▶ _Task description_: Nothing in the records below may change; print them all exactly.

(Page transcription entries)
"""

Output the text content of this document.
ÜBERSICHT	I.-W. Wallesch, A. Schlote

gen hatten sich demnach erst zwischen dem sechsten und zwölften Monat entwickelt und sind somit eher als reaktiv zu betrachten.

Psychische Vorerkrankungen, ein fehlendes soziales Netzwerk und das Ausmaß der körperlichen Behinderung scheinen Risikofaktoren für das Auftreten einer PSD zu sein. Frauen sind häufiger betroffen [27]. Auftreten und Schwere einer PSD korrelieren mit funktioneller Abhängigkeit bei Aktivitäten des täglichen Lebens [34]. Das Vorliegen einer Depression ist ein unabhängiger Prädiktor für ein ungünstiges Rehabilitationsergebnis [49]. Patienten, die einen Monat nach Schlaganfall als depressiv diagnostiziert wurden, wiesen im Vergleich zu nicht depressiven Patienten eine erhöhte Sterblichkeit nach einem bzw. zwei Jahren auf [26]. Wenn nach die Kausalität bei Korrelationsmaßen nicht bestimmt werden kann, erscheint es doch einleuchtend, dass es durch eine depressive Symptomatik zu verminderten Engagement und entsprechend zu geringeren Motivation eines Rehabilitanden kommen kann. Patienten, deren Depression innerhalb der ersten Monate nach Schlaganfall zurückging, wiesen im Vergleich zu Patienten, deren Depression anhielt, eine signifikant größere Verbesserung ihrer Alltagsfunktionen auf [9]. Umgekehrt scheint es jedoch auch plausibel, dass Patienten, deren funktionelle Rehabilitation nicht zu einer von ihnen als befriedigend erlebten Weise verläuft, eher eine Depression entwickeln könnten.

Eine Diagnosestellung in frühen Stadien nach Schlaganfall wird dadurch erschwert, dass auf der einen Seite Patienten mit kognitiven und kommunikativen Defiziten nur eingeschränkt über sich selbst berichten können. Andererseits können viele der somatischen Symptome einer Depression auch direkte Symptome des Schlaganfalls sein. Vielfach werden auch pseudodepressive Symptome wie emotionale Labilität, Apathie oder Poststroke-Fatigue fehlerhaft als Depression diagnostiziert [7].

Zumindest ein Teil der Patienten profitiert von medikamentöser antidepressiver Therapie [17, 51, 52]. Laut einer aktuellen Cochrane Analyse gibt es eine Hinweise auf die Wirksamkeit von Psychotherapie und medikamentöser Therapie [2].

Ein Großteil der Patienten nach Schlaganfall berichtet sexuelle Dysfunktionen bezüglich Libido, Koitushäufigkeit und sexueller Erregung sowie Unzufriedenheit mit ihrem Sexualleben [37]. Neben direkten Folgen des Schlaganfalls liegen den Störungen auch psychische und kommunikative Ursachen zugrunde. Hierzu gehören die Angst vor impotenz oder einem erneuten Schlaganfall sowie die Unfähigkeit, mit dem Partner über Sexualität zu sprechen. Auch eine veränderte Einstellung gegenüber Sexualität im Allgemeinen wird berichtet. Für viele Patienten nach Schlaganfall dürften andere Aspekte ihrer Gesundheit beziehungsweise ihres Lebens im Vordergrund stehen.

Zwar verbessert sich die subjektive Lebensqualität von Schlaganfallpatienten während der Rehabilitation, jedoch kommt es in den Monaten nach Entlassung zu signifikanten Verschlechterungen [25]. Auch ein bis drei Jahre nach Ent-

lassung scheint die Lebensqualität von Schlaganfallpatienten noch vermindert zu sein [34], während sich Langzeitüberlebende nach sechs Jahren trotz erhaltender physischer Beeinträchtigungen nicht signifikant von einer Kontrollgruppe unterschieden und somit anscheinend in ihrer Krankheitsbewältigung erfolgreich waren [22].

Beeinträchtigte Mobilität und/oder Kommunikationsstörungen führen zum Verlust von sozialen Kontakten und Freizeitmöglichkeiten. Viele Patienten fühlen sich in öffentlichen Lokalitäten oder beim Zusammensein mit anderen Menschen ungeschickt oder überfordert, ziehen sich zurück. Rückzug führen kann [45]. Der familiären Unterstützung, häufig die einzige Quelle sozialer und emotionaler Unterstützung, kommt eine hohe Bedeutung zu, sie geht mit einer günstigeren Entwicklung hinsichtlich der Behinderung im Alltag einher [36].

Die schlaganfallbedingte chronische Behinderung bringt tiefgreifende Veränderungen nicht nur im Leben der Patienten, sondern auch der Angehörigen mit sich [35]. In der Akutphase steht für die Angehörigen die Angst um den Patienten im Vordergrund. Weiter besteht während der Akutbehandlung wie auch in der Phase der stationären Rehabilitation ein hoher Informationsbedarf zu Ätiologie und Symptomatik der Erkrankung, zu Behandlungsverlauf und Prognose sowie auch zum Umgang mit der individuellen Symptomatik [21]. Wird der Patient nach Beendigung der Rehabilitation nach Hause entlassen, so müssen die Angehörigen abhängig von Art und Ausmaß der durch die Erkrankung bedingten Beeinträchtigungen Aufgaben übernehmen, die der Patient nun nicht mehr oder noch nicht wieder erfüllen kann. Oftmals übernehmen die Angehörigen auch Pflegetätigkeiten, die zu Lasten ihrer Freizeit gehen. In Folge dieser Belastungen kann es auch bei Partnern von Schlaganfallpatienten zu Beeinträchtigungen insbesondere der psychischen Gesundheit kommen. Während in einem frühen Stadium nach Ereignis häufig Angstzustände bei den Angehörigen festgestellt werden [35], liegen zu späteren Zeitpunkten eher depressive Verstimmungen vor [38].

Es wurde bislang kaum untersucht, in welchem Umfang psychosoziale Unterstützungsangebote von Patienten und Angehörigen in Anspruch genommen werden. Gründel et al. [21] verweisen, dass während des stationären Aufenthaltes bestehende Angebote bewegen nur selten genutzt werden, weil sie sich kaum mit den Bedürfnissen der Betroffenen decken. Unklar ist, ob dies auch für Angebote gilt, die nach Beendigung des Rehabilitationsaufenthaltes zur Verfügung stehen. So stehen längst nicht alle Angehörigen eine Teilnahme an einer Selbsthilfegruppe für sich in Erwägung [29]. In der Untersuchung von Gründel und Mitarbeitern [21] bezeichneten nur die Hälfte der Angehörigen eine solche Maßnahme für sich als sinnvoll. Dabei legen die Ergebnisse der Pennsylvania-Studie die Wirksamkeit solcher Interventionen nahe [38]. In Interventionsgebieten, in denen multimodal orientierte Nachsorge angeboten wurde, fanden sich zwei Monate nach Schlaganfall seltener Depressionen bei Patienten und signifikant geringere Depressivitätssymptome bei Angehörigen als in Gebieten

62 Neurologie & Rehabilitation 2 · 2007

"""

▶ _Exercise output_:
Output the text content of this document.
ÜBERSICHT	I.-W. Wallesch, A. Schlote

gen hatten sich demnach erst zwischen dem sechsten und zwölften Monat entwickelt und sind somit eher als reaktiv zu betrachten.

Psychische Vorerkrankungen, ein fehlendes soziales Netzwerk und das Ausmaß der körperlichen Behinderung scheinen Risikofaktoren für das Auftreten einer PSD zu sein. Frauen sind häufiger betroffen [27]. Auftreten und Schwere einer PSD korrelieren mit funktioneller Abhängigkeit bei Aktivitäten des täglichen Lebens [34]. Das Vorliegen einer Depression ist ein unabhängiger Prädiktor für ein ungünstiges Rehabilitationsergebnis [49]. Patienten, die einen Monat nach Schlaganfall als depressiv diagnostiziert wurden, wiesen im Vergleich zu nicht depressiven Patienten eine erhöhte Sterblichkeit nach einem bzw. zwei Jahren auf [26]. Wenn nach die Kausalität bei Korrelationsmaßen nicht bestimmt werden kann, erscheint es doch einleuchtend, dass es durch eine depressive Symptomatik zu verminderten Engagement und entsprechend zu geringeren Motivation eines Rehabilitanden kommen kann. Patienten, deren Depression innerhalb der ersten Monate nach Schlaganfall zurückging, wiesen im Vergleich zu Patienten, deren Depression anhielt, eine signifikant größere Verbesserung ihrer Alltagsfunktionen auf [9]. Umgekehrt scheint es jedoch auch plausibel, dass Patienten, deren funktionelle Rehabilitation nicht zu einer von ihnen als befriedigend erlebten Weise verläuft, eher eine Depression entwickeln könnten.

Eine Diagnosestellung in frühen Stadien nach Schlaganfall wird dadurch erschwert, dass auf der einen Seite Patienten mit kognitiven und kommunikativen Defiziten nur eingeschränkt über sich selbst berichten können. Andererseits können viele der somatischen Symptome einer Depression auch direkte Symptome des Schlaganfalls sein. Vielfach werden auch pseudodepressive Symptome wie emotionale Labilität, Apathie oder Poststroke-Fatigue fehlerhaft als Depression diagnostiziert [7].

Zumindest ein Teil der Patienten profitiert von medikamentöser antidepressiver Therapie [17, 51, 52]. Laut einer aktuellen Cochrane Analyse gibt es eine Hinweise auf die Wirksamkeit von Psychotherapie und medikamentöser Therapie [2].

Ein Großteil der Patienten nach Schlaganfall berichtet sexuelle Dysfunktionen bezüglich Libido, Koitushäufigkeit und sexueller Erregung sowie Unzufriedenheit mit ihrem Sexualleben [37]. Neben direkten Folgen des Schlaganfalls liegen den Störungen auch psychische und kommunikative Ursachen zugrunde. Hierzu gehören die Angst vor impotenz oder einem erneuten Schlaganfall sowie die Unfähigkeit, mit dem Partner über Sexualität zu sprechen. Auch eine veränderte Einstellung gegenüber Sexualität im Allgemeinen wird berichtet. Für viele Patienten nach Schlaganfall dürften andere Aspekte ihrer Gesundheit beziehungsweise ihres Lebens im Vordergrund stehen.

Zwar verbessert sich die subjektive Lebensqualität von Schlaganfallpatienten während der Rehabilitation, jedoch kommt es in den Monaten nach Entlassung zu signifikanten Verschlechterungen [25]. Auch ein bis drei Jahre nach Ent-

lassung scheint die Lebensqualität von Schlaganfallpatienten noch vermindert zu sein [34], während sich Langzeitüberlebende nach sechs Jahren trotz erhaltender physischer Beeinträchtigungen nicht signifikant von einer Kontrollgruppe unterschieden und somit anscheinend in ihrer Krankheitsbewältigung erfolgreich waren [22].

Beeinträchtigte Mobilität und/oder Kommunikationsstörungen führen zum Verlust von sozialen Kontakten und Freizeitmöglichkeiten. Viele Patienten fühlen sich in öffentlichen Lokalitäten oder beim Zusammensein mit anderen Menschen ungeschickt oder überfordert, ziehen sich zurück. Rückzug führen kann [45]. Der familiären Unterstützung, häufig die einzige Quelle sozialer und emotionaler Unterstützung, kommt eine hohe Bedeutung zu, sie geht mit einer günstigeren Entwicklung hinsichtlich der Behinderung im Alltag einher [36].

Die schlaganfallbedingte chronische Behinderung bringt tiefgreifende Veränderungen nicht nur im Leben der Patienten, sondern auch der Angehörigen mit sich [35]. In der Akutphase steht für die Angehörigen die Angst um den Patienten im Vordergrund. Weiter besteht während der Akutbehandlung wie auch in der Phase der stationären Rehabilitation ein hoher Informationsbedarf zu Ätiologie und Symptomatik der Erkrankung, zu Behandlungsverlauf und Prognose sowie auch zum Umgang mit der individuellen Symptomatik [21]. Wird der Patient nach Beendigung der Rehabilitation nach Hause entlassen, so müssen die Angehörigen abhängig von Art und Ausmaß der durch die Erkrankung bedingten Beeinträchtigungen Aufgaben übernehmen, die der Patient nun nicht mehr oder noch nicht wieder erfüllen kann. Oftmals übernehmen die Angehörigen auch Pflegetätigkeiten, die zu Lasten ihrer Freizeit gehen. In Folge dieser Belastungen kann es auch bei Partnern von Schlaganfallpatienten zu Beeinträchtigungen insbesondere der psychischen Gesundheit kommen. Während in einem frühen Stadium nach Ereignis häufig Angstzustände bei den Angehörigen festgestellt werden [35], liegen zu späteren Zeitpunkten eher depressive Verstimmungen vor [38].

Es wurde bislang kaum untersucht, in welchem Umfang psychosoziale Unterstützungsangebote von Patienten und Angehörigen in Anspruch genommen werden. Gründel et al. [21] verweisen, dass während des stationären Aufenthaltes bestehende Angebote bewegen nur selten genutzt werden, weil sie sich kaum mit den Bedürfnissen der Betroffenen decken. Unklar ist, ob dies auch für Angebote gilt, die nach Beendigung des Rehabilitationsaufenthaltes zur Verfügung stehen. So stehen längst nicht alle Angehörigen eine Teilnahme an einer Selbsthilfegruppe für sich in Erwägung [29]. In der Untersuchung von Gründel und Mitarbeitern [21] bezeichneten nur die Hälfte der Angehörigen eine solche Maßnahme für sich als sinnvoll. Dabei legen die Ergebnisse der Pennsylvania-Studie die Wirksamkeit solcher Interventionen nahe [38]. In Interventionsgebieten, in denen multimodal orientierte Nachsorge angeboten wurde, fanden sich zwei Monate nach Schlaganfall seltener Depressionen bei Patienten und signifikant geringere Depressivitätssymptome bei Angehörigen als in Gebieten

62 Neurologie & Rehabilitation 2 · 2007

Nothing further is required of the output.